--- Start of Data to use ---

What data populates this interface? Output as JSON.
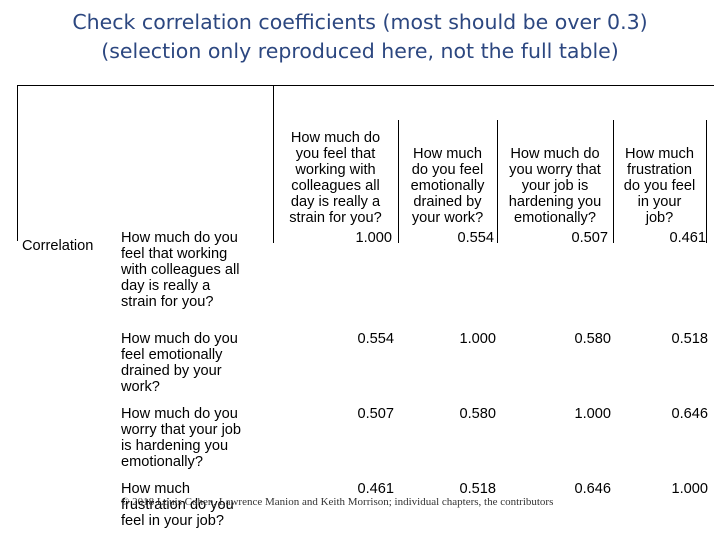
{
  "title": {
    "line1": "Check correlation coefficients (most should be over 0.3)",
    "line2": "(selection only reproduced here, not the full table)"
  },
  "table": {
    "stub_label": "Correlation",
    "column_headers": [
      "How much do\nyou feel that\nworking with\ncolleagues all\nday is really a\nstrain for you?",
      "How much\ndo you feel\nemotionally\ndrained by\nyour work?",
      "How much do\nyou worry that\nyour job is\nhardening you\nemotionally?",
      "How much\nfrustration\ndo you feel\nin your\njob?"
    ],
    "rows": [
      {
        "label": "How much do you\nfeel that working\nwith colleagues all\nday is really a\nstrain for you?",
        "values": [
          "1.000",
          "0.554",
          "0.507",
          "0.461"
        ]
      },
      {
        "label": "How much do you\nfeel emotionally\ndrained by your\nwork?",
        "values": [
          "0.554",
          "1.000",
          "0.580",
          "0.518"
        ]
      },
      {
        "label": "How much do you\nworry that your job\nis hardening you\nemotionally?",
        "values": [
          "0.507",
          "0.580",
          "1.000",
          "0.646"
        ]
      },
      {
        "label": "How much\nfrustration do you\nfeel in your job?",
        "values": [
          "0.461",
          "0.518",
          "0.646",
          "1.000"
        ]
      }
    ]
  },
  "footer": "© 2018 Louis Cohen, Lawrence Manion and Keith Morrison; individual chapters, the contributors"
}
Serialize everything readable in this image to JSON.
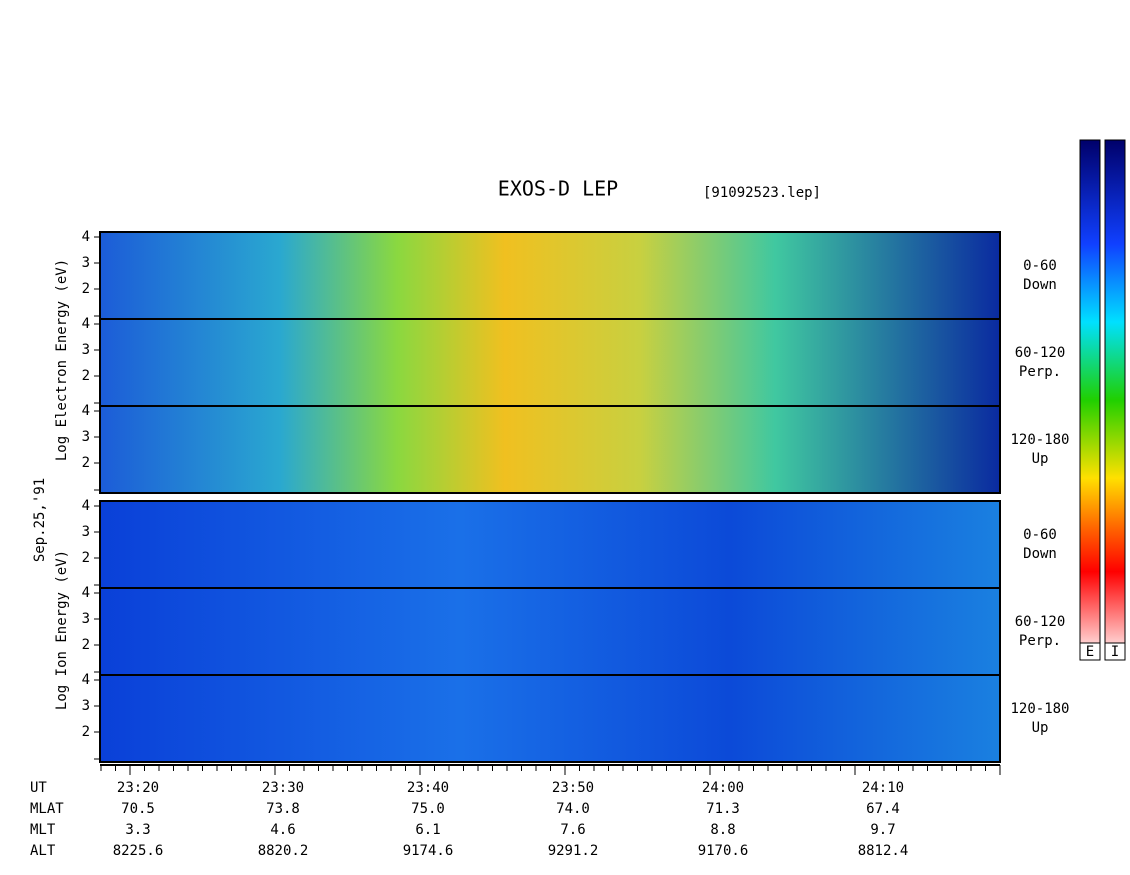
{
  "header": {
    "title": "EXOS-D LEP",
    "file": "[91092523.lep]"
  },
  "electron": {
    "axis_label": "Log Electron Energy (eV)",
    "panels": [
      {
        "ticks": [
          "4",
          "3",
          "2"
        ],
        "label": [
          "0-60",
          "Down"
        ]
      },
      {
        "ticks": [
          "4",
          "3",
          "2"
        ],
        "label": [
          "60-120",
          "Perp."
        ]
      },
      {
        "ticks": [
          "4",
          "3",
          "2"
        ],
        "label": [
          "120-180",
          "Up"
        ]
      }
    ]
  },
  "date": "Sep.25,'91",
  "ion": {
    "axis_label": "Log Ion Energy (eV)",
    "panels": [
      {
        "ticks": [
          "4",
          "3",
          "2"
        ],
        "label": [
          "0-60",
          "Down"
        ]
      },
      {
        "ticks": [
          "4",
          "3",
          "2"
        ],
        "label": [
          "60-120",
          "Perp."
        ]
      },
      {
        "ticks": [
          "4",
          "3",
          "2"
        ],
        "label": [
          "120-180",
          "Up"
        ]
      }
    ]
  },
  "table": {
    "rows": [
      [
        "UT",
        "23:20",
        "23:30",
        "23:40",
        "23:50",
        "24:00",
        "24:10"
      ],
      [
        "MLAT",
        "70.5",
        "73.8",
        "75.0",
        "74.0",
        "71.3",
        "67.4"
      ],
      [
        "MLT",
        "3.3",
        "4.6",
        "6.1",
        "7.6",
        "8.8",
        "9.7"
      ],
      [
        "ALT",
        "8225.6",
        "8820.2",
        "9174.6",
        "9291.2",
        "9170.6",
        "8812.4"
      ]
    ]
  },
  "colorbars": [
    "E",
    "I"
  ]
}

--- End of Data to use ---

Collect the complete line wherever the string "ndrained" appears in the records.

      "How much\ndo you feel\nemotionally\ndrained by\nyour work?",
        "label": "How much do you\nfeel emotionally\ndrained by your\nwork?",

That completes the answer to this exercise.